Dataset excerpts
|---|
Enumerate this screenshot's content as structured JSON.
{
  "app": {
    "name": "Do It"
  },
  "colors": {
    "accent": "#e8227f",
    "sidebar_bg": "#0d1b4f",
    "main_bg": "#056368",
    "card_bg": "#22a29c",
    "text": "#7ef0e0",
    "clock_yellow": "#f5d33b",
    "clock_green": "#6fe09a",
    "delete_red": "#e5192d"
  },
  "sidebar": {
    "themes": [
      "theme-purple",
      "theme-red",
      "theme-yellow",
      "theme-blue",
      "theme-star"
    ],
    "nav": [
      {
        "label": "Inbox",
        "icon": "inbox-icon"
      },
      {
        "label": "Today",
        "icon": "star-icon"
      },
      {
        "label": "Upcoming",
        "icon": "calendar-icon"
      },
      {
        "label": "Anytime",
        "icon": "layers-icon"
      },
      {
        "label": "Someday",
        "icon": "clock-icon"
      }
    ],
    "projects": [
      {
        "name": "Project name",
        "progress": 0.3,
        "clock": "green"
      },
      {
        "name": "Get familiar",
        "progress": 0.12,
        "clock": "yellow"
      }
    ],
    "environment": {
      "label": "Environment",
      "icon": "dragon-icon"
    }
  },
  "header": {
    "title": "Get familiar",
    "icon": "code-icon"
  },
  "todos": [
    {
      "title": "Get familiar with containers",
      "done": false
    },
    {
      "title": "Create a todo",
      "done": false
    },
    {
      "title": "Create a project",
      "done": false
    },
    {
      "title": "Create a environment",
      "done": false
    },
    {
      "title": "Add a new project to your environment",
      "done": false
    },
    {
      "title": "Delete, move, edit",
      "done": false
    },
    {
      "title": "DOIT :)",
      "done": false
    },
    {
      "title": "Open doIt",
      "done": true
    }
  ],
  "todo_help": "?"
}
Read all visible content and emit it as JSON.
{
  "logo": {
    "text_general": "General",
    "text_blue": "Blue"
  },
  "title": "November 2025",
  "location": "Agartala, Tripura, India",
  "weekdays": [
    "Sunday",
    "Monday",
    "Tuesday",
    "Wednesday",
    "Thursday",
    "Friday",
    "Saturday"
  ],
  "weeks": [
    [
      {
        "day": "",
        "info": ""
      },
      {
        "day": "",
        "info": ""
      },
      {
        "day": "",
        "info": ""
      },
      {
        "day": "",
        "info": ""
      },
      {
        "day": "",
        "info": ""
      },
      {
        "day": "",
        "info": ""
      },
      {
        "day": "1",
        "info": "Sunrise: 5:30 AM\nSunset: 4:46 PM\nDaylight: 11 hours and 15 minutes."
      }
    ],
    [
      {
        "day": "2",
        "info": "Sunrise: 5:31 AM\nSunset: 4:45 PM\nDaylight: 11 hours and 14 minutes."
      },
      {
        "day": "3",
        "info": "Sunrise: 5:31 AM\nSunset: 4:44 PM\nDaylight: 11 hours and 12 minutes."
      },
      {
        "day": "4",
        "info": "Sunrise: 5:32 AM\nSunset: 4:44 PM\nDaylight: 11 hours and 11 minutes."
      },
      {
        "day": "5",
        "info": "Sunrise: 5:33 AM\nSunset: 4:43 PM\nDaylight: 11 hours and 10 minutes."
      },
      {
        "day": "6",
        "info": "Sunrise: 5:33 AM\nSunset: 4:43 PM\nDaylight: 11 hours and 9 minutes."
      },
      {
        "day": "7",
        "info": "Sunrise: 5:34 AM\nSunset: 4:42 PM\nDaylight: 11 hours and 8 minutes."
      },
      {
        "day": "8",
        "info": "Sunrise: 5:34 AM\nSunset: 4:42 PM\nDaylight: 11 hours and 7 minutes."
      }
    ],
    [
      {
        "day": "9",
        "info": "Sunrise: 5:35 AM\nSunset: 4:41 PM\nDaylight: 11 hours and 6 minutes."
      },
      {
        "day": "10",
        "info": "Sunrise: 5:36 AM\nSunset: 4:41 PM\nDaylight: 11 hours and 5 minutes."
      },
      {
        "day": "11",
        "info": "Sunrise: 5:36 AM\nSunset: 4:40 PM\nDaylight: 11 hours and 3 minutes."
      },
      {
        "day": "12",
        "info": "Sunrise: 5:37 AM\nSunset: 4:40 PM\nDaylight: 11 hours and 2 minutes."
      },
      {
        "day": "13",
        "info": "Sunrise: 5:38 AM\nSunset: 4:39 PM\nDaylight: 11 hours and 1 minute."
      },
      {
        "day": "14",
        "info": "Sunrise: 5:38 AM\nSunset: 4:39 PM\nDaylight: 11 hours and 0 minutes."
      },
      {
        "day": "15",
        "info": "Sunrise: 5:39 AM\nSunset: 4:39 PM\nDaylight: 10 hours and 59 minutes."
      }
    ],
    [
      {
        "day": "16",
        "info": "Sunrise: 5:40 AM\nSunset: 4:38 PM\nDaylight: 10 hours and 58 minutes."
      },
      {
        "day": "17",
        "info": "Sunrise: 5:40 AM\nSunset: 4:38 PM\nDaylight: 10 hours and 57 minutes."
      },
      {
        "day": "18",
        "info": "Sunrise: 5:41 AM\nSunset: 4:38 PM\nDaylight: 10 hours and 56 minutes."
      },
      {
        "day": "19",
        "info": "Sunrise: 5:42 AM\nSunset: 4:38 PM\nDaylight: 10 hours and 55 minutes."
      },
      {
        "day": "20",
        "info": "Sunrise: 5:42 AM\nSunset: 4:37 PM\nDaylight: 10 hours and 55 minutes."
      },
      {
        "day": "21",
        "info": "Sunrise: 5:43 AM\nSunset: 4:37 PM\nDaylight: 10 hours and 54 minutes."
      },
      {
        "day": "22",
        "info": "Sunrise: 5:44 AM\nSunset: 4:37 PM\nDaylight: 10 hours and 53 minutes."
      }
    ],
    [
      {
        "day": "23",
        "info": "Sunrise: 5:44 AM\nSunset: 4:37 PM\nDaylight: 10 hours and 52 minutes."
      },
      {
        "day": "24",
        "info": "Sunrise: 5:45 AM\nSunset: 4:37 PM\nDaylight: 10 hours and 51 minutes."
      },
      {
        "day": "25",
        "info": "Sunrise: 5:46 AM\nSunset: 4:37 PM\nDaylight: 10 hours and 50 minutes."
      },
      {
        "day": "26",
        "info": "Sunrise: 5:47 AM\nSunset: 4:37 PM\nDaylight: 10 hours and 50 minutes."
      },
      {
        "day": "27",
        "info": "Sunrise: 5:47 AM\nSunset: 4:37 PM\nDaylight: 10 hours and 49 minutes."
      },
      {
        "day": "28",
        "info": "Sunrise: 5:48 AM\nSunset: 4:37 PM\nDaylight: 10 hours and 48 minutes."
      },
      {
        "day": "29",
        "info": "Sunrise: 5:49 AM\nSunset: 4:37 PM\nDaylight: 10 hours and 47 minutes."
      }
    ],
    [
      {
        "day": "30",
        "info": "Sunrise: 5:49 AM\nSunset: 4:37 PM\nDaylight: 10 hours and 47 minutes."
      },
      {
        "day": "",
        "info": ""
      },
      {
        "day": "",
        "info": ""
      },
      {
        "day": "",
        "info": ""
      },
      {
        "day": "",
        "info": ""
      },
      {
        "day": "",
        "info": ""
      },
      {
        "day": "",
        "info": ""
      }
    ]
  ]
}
|---|
What needs to be done: Extract the full set of entries word for word.

Answer to this problem:
Enumerate this screenshot's content as structured JSON.
{
  "app": {
    "name": "Do It"
  },
  "colors": {
    "accent": "#e8227f",
    "sidebar_bg": "#0d1b4f",
    "main_bg": "#056368",
    "card_bg": "#22a29c",
    "text": "#7ef0e0",
    "clock_yellow": "#f5d33b",
    "clock_green": "#6fe09a",
    "delete_red": "#e5192d"
  },
  "sidebar": {
    "themes": [
      "theme-purple",
      "theme-red",
      "theme-yellow",
      "theme-blue",
      "theme-star"
    ],
    "nav": [
      {
        "label": "Inbox",
        "icon": "inbox-icon"
      },
      {
        "label": "Today",
        "icon": "star-icon"
      },
      {
        "label": "Upcoming",
        "icon": "calendar-icon"
      },
      {
        "label": "Anytime",
        "icon": "layers-icon"
      },
      {
        "label": "Someday",
        "icon": "clock-icon"
      }
    ],
    "projects": [
      {
        "name": "Project name",
        "progress": 0.3,
        "clock": "green"
      },
      {
        "name": "Get familiar",
        "progress": 0.12,
        "clock": "yellow"
      }
    ],
    "environment": {
      "label": "Environment",
      "icon": "dragon-icon"
    }
  },
  "header": {
    "title": "Get familiar",
    "icon": "code-icon"
  },
  "todos": [
    {
      "title": "Get familiar with containers",
      "done": false
    },
    {
      "title": "Create a todo",
      "done": false
    },
    {
      "title": "Create a project",
      "done": false
    },
    {
      "title": "Create a environment",
      "done": false
    },
    {
      "title": "Add a new project to your environment",
      "done": false
    },
    {
      "title": "Delete, move, edit",
      "done": false
    },
    {
      "title": "DOIT :)",
      "done": false
    },
    {
      "title": "Open doIt",
      "done": true
    }
  ],
  "todo_help": "?"
}
Read all visible content and emit it as JSON.
{
  "logo": {
    "text_general": "General",
    "text_blue": "Blue"
  },
  "title": "November 2025",
  "location": "Agartala, Tripura, India",
  "weekdays": [
    "Sunday",
    "Monday",
    "Tuesday",
    "Wednesday",
    "Thursday",
    "Friday",
    "Saturday"
  ],
  "weeks": [
    [
      {
        "day": "",
        "info": ""
      },
      {
        "day": "",
        "info": ""
      },
      {
        "day": "",
        "info": ""
      },
      {
        "day": "",
        "info": ""
      },
      {
        "day": "",
        "info": ""
      },
      {
        "day": "",
        "info": ""
      },
      {
        "day": "1",
        "info": "Sunrise: 5:30 AM\nSunset: 4:46 PM\nDaylight: 11 hours and 15 minutes."
      }
    ],
    [
      {
        "day": "2",
        "info": "Sunrise: 5:31 AM\nSunset: 4:45 PM\nDaylight: 11 hours and 14 minutes."
      },
      {
        "day": "3",
        "info": "Sunrise: 5:31 AM\nSunset: 4:44 PM\nDaylight: 11 hours and 12 minutes."
      },
      {
        "day": "4",
        "info": "Sunrise: 5:32 AM\nSunset: 4:44 PM\nDaylight: 11 hours and 11 minutes."
      },
      {
        "day": "5",
        "info": "Sunrise: 5:33 AM\nSunset: 4:43 PM\nDaylight: 11 hours and 10 minutes."
      },
      {
        "day": "6",
        "info": "Sunrise: 5:33 AM\nSunset: 4:43 PM\nDaylight: 11 hours and 9 minutes."
      },
      {
        "day": "7",
        "info": "Sunrise: 5:34 AM\nSunset: 4:42 PM\nDaylight: 11 hours and 8 minutes."
      },
      {
        "day": "8",
        "info": "Sunrise: 5:34 AM\nSunset: 4:42 PM\nDaylight: 11 hours and 7 minutes."
      }
    ],
    [
      {
        "day": "9",
        "info": "Sunrise: 5:35 AM\nSunset: 4:41 PM\nDaylight: 11 hours and 6 minutes."
      },
      {
        "day": "10",
        "info": "Sunrise: 5:36 AM\nSunset: 4:41 PM\nDaylight: 11 hours and 5 minutes."
      },
      {
        "day": "11",
        "info": "Sunrise: 5:36 AM\nSunset: 4:40 PM\nDaylight: 11 hours and 3 minutes."
      },
      {
        "day": "12",
        "info": "Sunrise: 5:37 AM\nSunset: 4:40 PM\nDaylight: 11 hours and 2 minutes."
      },
      {
        "day": "13",
        "info": "Sunrise: 5:38 AM\nSunset: 4:39 PM\nDaylight: 11 hours and 1 minute."
      },
      {
        "day": "14",
        "info": "Sunrise: 5:38 AM\nSunset: 4:39 PM\nDaylight: 11 hours and 0 minutes."
      },
      {
        "day": "15",
        "info": "Sunrise: 5:39 AM\nSunset: 4:39 PM\nDaylight: 10 hours and 59 minutes."
      }
    ],
    [
      {
        "day": "16",
        "info": "Sunrise: 5:40 AM\nSunset: 4:38 PM\nDaylight: 10 hours and 58 minutes."
      },
      {
        "day": "17",
        "info": "Sunrise: 5:40 AM\nSunset: 4:38 PM\nDaylight: 10 hours and 57 minutes."
      },
      {
        "day": "18",
        "info": "Sunrise: 5:41 AM\nSunset: 4:38 PM\nDaylight: 10 hours and 56 minutes."
      },
      {
        "day": "19",
        "info": "Sunrise: 5:42 AM\nSunset: 4:38 PM\nDaylight: 10 hours and 55 minutes."
      },
      {
        "day": "20",
        "info": "Sunrise: 5:42 AM\nSunset: 4:37 PM\nDaylight: 10 hours and 55 minutes."
      },
      {
        "day": "21",
        "info": "Sunrise: 5:43 AM\nSunset: 4:37 PM\nDaylight: 10 hours and 54 minutes."
      },
      {
        "day": "22",
        "info": "Sunrise: 5:44 AM\nSunset: 4:37 PM\nDaylight: 10 hours and 53 minutes."
      }
    ],
    [
      {
        "day": "23",
        "info": "Sunrise: 5:44 AM\nSunset: 4:37 PM\nDaylight: 10 hours and 52 minutes."
      },
      {
        "day": "24",
        "info": "Sunrise: 5:45 AM\nSunset: 4:37 PM\nDaylight: 10 hours and 51 minutes."
      },
      {
        "day": "25",
        "info": "Sunrise: 5:46 AM\nSunset: 4:37 PM\nDaylight: 10 hours and 50 minutes."
      },
      {
        "day": "26",
        "info": "Sunrise: 5:47 AM\nSunset: 4:37 PM\nDaylight: 10 hours and 50 minutes."
      },
      {
        "day": "27",
        "info": "Sunrise: 5:47 AM\nSunset: 4:37 PM\nDaylight: 10 hours and 49 minutes."
      },
      {
        "day": "28",
        "info": "Sunrise: 5:48 AM\nSunset: 4:37 PM\nDaylight: 10 hours and 48 minutes."
      },
      {
        "day": "29",
        "info": "Sunrise: 5:49 AM\nSunset: 4:37 PM\nDaylight: 10 hours and 47 minutes."
      }
    ],
    [
      {
        "day": "30",
        "info": "Sunrise: 5:49 AM\nSunset: 4:37 PM\nDaylight: 10 hours and 47 minutes."
      },
      {
        "day": "",
        "info": ""
      },
      {
        "day": "",
        "info": ""
      },
      {
        "day": "",
        "info": ""
      },
      {
        "day": "",
        "info": ""
      },
      {
        "day": "",
        "info": ""
      },
      {
        "day": "",
        "info": ""
      }
    ]
  ]
}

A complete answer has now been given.